6. Prohibited Transfers.
          (a) In the event that any Selling Holder attempts to sell or otherwise transfer any Offered Shares in contravention of the right of first refusal of the Company and the Investors, as provided by Section 3 hereunder, such transfer shall be void and the Company agrees it will not effect such transfer nor will it treat any alleged transferee as the holder of such shares without the written consent of a majority in interest of the Investors.
          (b) In the event that any Selling Holder sells any Shares in contravention of the co-sale rights of the Investors, as provided by Section 4 hereunder (a “Prohibited Transfer”), each Investor, in addition to such other remedies as may be available at law, in equity or hereunder, shall have the put option provided below, and the Selling Holder shall be bound by the applicable provisions of such option.
          (c) In addition to other available remedies, in the event of a Prohibited Transfer, each Investor shall have the right to sell to such Selling Holder that number of shares of Common Stock equal to the number of shares that such Investor would have been entitled to transfer to the purchaser as if such Prohibited Transfer had been effected pursuant to, and in compliance with the terms of Section 4 hereof. Such sale to the Selling Holder by the applicable Investors shall be made on the following terms and conditions:
               (i) The price per share at which the shares are to be sold to the Selling Holder shall be equal to the price per share paid by the purchaser to the Selling Holder in the Prohibited Transfer. The Selling Holder shall also reimburse each such Investor for any and all fees and expenses, including legal fees and expenses, incurred pursuant to the exercise or the attempted exercise of the Investor’s rights under Section 4 and this Section 6.

········

**Problem description**
Answer these questions from the prohibited transfers section:
(a) What becomes of a transfer of Offered Shares that contravenes the right of first refusal?
(b) What is a sale of Shares that contravenes the Investors' co-sale rights called?
(c) At what price per share are shares sold to the Selling Holder under the put option?

**Record set**
········

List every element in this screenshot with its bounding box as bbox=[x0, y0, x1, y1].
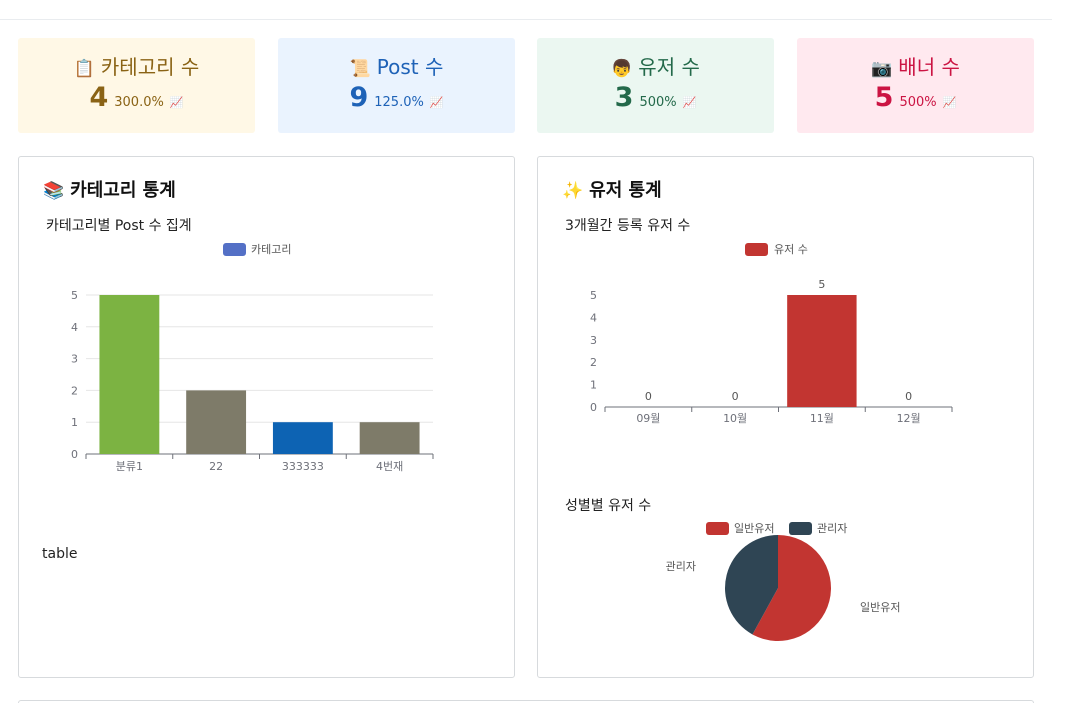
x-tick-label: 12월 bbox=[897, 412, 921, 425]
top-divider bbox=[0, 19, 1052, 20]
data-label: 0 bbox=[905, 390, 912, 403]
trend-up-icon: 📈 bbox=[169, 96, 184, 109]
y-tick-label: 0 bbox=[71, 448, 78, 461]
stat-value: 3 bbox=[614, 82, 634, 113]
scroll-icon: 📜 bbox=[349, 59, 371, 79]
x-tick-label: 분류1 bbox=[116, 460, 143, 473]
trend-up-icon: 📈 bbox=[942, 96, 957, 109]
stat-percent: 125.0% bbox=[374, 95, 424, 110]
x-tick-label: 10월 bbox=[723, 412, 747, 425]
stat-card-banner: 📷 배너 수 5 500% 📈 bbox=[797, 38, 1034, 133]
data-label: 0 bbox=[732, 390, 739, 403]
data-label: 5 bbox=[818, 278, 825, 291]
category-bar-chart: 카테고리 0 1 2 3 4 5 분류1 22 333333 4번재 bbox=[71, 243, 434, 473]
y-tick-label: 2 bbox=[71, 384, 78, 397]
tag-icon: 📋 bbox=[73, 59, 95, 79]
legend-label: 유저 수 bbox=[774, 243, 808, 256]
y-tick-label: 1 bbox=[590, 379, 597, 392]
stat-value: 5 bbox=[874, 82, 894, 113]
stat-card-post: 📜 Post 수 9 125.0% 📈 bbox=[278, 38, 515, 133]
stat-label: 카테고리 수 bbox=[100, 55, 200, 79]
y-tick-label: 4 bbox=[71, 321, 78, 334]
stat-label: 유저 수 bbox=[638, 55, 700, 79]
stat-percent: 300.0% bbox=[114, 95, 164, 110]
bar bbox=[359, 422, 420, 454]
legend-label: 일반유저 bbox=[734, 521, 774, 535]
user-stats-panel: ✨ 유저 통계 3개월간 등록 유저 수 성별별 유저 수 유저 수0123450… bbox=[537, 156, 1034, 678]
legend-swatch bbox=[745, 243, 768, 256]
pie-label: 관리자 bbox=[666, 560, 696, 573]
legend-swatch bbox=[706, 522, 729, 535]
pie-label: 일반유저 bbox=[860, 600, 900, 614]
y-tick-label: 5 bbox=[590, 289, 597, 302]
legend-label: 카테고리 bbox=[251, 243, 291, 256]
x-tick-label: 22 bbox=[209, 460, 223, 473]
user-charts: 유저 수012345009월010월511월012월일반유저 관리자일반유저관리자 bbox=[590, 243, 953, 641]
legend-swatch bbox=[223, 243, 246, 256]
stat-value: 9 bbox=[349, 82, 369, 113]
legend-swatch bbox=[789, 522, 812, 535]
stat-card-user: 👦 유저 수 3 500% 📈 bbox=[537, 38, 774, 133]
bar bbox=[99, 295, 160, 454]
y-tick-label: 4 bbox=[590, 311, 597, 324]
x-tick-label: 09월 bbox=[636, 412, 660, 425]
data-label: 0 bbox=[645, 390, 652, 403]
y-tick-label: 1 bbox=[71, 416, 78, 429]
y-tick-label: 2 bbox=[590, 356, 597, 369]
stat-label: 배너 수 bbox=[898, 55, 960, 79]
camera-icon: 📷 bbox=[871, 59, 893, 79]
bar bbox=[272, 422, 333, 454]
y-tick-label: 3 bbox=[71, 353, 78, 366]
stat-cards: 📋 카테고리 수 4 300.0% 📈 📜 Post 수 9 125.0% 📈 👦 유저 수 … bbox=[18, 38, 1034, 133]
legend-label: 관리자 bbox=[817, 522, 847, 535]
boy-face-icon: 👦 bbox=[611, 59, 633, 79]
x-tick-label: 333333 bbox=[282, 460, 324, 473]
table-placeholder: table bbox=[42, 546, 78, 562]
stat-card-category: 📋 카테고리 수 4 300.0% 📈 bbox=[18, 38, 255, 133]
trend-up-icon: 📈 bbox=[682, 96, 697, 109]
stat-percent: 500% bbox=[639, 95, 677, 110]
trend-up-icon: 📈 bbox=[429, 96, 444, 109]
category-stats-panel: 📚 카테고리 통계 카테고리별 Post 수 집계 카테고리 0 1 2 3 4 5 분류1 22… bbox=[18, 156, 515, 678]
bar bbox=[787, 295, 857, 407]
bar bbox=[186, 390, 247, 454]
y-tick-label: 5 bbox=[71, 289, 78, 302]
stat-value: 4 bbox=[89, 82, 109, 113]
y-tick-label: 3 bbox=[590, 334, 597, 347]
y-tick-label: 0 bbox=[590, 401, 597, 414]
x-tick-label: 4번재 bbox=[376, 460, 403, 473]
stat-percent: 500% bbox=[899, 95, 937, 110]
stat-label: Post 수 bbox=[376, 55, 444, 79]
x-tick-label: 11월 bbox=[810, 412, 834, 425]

········

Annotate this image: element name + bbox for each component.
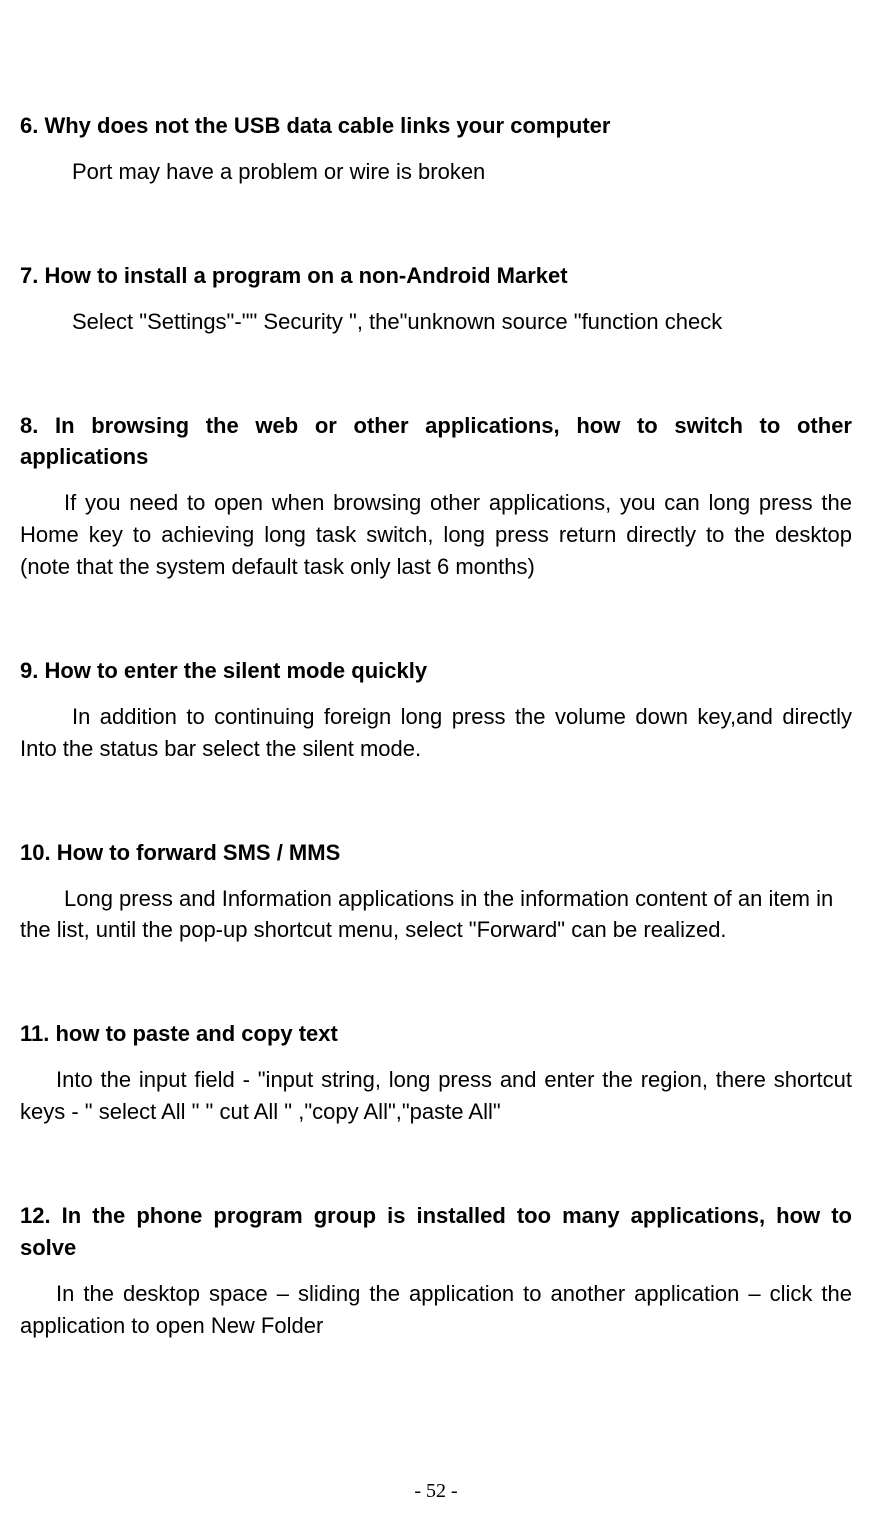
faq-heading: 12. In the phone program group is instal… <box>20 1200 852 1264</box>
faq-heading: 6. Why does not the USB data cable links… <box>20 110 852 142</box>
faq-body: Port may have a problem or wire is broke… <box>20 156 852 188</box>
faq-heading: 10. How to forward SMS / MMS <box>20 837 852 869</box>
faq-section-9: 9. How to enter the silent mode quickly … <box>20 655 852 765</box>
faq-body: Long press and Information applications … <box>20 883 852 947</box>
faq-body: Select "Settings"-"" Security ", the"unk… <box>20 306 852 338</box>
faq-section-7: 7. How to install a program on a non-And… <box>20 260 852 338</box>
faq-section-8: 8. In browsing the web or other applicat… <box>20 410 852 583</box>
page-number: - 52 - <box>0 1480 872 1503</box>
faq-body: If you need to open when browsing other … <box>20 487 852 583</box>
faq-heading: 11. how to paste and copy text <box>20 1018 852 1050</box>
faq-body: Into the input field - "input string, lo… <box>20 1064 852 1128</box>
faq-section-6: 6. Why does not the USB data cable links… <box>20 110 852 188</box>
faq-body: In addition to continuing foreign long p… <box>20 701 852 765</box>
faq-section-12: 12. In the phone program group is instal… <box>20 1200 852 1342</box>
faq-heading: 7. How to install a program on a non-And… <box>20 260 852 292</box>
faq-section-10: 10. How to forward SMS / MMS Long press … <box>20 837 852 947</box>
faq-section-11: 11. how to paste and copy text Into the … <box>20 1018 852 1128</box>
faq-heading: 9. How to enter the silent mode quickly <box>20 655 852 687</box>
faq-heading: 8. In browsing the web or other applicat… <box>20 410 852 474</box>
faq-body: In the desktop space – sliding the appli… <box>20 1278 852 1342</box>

········

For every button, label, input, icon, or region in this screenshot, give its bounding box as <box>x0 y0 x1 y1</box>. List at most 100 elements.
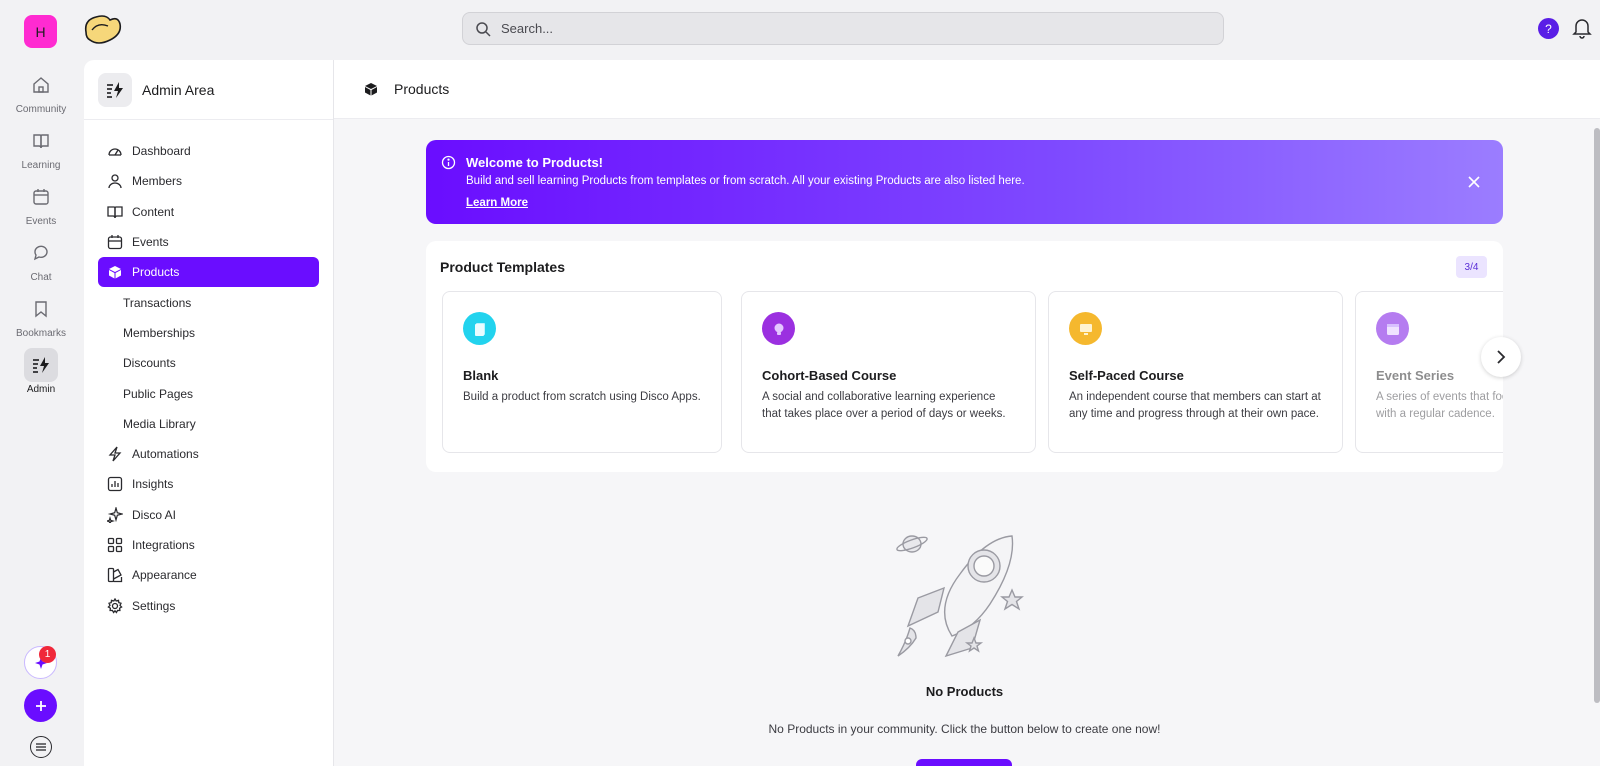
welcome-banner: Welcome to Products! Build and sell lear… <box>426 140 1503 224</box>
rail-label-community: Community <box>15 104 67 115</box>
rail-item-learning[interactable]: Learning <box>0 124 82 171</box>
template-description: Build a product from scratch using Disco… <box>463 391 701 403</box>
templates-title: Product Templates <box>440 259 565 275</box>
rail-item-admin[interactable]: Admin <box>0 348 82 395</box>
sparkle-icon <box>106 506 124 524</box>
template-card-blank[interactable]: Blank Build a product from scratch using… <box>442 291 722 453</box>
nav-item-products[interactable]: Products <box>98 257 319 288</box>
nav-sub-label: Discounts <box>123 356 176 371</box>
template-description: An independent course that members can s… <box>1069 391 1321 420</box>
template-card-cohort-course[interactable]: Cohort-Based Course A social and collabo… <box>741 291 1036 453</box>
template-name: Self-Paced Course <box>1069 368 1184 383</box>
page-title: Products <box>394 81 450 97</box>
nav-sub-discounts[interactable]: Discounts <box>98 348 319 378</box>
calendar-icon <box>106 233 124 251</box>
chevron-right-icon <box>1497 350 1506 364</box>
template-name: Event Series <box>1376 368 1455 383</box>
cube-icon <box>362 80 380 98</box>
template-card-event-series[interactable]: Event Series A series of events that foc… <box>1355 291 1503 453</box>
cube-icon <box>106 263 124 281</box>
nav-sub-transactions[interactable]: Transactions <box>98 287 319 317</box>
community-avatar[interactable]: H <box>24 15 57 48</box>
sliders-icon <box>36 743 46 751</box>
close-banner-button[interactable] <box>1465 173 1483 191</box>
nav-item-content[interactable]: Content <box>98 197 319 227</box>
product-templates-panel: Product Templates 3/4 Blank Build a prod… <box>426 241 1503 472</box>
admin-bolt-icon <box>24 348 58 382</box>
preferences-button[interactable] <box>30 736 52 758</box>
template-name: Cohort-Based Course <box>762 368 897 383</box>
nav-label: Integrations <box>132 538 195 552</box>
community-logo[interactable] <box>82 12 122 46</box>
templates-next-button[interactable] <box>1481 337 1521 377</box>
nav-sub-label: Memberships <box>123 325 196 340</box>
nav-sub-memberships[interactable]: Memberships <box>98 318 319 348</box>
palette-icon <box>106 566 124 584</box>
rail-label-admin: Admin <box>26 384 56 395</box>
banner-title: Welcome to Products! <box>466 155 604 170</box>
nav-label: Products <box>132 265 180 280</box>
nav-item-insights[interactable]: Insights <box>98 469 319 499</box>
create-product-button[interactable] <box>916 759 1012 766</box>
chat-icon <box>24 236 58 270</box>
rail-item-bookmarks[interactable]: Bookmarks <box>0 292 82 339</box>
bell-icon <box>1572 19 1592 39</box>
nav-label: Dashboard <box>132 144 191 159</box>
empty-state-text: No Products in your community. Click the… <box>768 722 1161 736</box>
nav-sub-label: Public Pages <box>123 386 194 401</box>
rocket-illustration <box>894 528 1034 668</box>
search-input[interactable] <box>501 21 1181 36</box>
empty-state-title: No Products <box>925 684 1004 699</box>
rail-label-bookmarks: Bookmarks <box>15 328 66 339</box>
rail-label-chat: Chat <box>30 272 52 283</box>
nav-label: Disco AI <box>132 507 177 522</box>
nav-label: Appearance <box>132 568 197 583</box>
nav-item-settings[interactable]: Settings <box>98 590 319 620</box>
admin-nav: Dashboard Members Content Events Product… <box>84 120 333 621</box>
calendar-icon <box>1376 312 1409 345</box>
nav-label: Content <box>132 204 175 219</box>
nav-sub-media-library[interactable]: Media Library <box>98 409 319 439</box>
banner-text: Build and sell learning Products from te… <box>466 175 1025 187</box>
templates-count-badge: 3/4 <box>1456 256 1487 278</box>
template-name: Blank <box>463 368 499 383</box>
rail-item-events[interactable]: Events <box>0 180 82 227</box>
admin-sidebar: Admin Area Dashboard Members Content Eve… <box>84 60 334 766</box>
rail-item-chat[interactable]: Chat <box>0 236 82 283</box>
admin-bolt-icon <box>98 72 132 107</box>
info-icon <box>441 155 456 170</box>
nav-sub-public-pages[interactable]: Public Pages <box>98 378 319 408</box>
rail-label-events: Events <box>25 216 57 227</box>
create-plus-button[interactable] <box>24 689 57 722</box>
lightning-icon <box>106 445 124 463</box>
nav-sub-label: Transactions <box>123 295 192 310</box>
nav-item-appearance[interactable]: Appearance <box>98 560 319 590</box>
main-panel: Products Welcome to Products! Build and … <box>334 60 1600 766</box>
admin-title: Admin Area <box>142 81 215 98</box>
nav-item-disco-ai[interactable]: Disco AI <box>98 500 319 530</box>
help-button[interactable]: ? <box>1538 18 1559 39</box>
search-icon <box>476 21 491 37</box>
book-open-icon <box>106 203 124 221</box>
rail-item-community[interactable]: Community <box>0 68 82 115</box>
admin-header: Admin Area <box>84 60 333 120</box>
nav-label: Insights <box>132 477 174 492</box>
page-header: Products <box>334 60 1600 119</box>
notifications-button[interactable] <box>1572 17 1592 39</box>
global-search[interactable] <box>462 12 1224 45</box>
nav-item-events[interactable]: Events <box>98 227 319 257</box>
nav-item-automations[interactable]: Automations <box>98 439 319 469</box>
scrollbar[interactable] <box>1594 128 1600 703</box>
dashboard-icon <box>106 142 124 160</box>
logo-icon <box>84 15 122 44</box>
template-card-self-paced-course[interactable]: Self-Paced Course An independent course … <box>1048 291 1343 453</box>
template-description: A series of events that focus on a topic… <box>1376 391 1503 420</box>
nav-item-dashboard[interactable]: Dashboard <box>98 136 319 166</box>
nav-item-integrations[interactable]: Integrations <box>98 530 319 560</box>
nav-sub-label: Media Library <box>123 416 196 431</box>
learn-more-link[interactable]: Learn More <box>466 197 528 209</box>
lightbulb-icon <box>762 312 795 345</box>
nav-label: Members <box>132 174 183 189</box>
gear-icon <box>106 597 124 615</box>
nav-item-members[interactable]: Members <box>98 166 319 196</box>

········

**Result of the task**
(a) The transfer is void. The Company will not effect it or treat any alleged transferee as the holder of the shares without the written consent of a majority in interest of the Investors.
(b) It is called a "Prohibited Transfer."
(c) The price equals the price per share the purchaser paid to the Selling Holder in the Prohibited Transfer.